Aim: Write out every record below exactly as it appears.

* Start Records shown *

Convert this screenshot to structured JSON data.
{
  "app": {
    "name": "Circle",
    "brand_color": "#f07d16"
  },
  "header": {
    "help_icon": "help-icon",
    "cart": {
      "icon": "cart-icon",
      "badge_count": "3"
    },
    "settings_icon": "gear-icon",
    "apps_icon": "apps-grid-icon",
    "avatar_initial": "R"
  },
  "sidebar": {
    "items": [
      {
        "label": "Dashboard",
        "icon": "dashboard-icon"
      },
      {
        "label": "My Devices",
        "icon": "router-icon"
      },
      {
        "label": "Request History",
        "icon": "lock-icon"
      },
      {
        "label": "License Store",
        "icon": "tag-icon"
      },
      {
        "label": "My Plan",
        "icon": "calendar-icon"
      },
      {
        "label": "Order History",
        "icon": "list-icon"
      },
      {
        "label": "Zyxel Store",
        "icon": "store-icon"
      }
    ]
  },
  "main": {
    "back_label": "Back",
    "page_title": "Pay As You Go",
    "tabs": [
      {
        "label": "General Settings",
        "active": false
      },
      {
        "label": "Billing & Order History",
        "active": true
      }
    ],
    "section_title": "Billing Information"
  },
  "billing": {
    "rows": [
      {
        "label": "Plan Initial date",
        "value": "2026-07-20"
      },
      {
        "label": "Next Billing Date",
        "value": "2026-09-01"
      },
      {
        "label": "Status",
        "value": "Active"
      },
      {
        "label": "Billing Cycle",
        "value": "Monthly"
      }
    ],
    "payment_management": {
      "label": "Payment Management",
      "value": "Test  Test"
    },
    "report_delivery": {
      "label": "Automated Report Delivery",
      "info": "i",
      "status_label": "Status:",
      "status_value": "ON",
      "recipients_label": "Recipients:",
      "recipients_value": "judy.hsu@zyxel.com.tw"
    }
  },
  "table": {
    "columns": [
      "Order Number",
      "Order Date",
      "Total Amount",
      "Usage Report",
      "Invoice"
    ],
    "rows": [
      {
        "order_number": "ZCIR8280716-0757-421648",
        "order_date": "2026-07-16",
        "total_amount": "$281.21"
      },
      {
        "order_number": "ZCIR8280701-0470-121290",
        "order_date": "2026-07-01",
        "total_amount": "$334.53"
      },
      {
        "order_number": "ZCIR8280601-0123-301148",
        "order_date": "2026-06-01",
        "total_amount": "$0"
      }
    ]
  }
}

* End Records shown *

Right answer:
Convert this screenshot to structured JSON data.
{
  "app": {
    "name": "Circle",
    "brand_color": "#f07d16"
  },
  "header": {
    "help_icon": "help-icon",
    "cart": {
      "icon": "cart-icon",
      "badge_count": "3"
    },
    "settings_icon": "gear-icon",
    "apps_icon": "apps-grid-icon",
    "avatar_initial": "R"
  },
  "sidebar": {
    "items": [
      {
        "label": "Dashboard",
        "icon": "dashboard-icon"
      },
      {
        "label": "My Devices",
        "icon": "router-icon"
      },
      {
        "label": "Request History",
        "icon": "lock-icon"
      },
      {
        "label": "License Store",
        "icon": "tag-icon"
      },
      {
        "label": "My Plan",
        "icon": "calendar-icon"
      },
      {
        "label": "Order History",
        "icon": "list-icon"
      },
      {
        "label": "Zyxel Store",
        "icon": "store-icon"
      }
    ]
  },
  "main": {
    "back_label": "Back",
    "page_title": "Pay As You Go",
    "tabs": [
      {
        "label": "General Settings",
        "active": false
      },
      {
        "label": "Billing & Order History",
        "active": true
      }
    ],
    "section_title": "Billing Information"
  },
  "billing": {
    "rows": [
      {
        "label": "Plan Initial date",
        "value": "2026-07-20"
      },
      {
        "label": "Next Billing Date",
        "value": "2026-09-01"
      },
      {
        "label": "Status",
        "value": "Active"
      },
      {
        "label": "Billing Cycle",
        "value": "Monthly"
      }
    ],
    "payment_management": {
      "label": "Payment Management",
      "value": "Test  Test"
    },
    "report_delivery": {
      "label": "Automated Report Delivery",
      "info": "i",
      "status_label": "Status:",
      "status_value": "ON",
      "recipients_label": "Recipients:",
      "recipients_value": "judy.hsu@zyxel.com.tw"
    }
  },
  "table": {
    "columns": [
      "Order Number",
      "Order Date",
      "Total Amount",
      "Usage Report",
      "Invoice"
    ],
    "rows": [
      {
        "order_number": "ZCIR8280716-0757-421648",
        "order_date": "2026-07-16",
        "total_amount": "$281.21"
      },
      {
        "order_number": "ZCIR8280701-0470-121290",
        "order_date": "2026-07-01",
        "total_amount": "$334.53"
      },
      {
        "order_number": "ZCIR8280601-0123-301148",
        "order_date": "2026-06-01",
        "total_amount": "$0"
      }
    ]
  }
}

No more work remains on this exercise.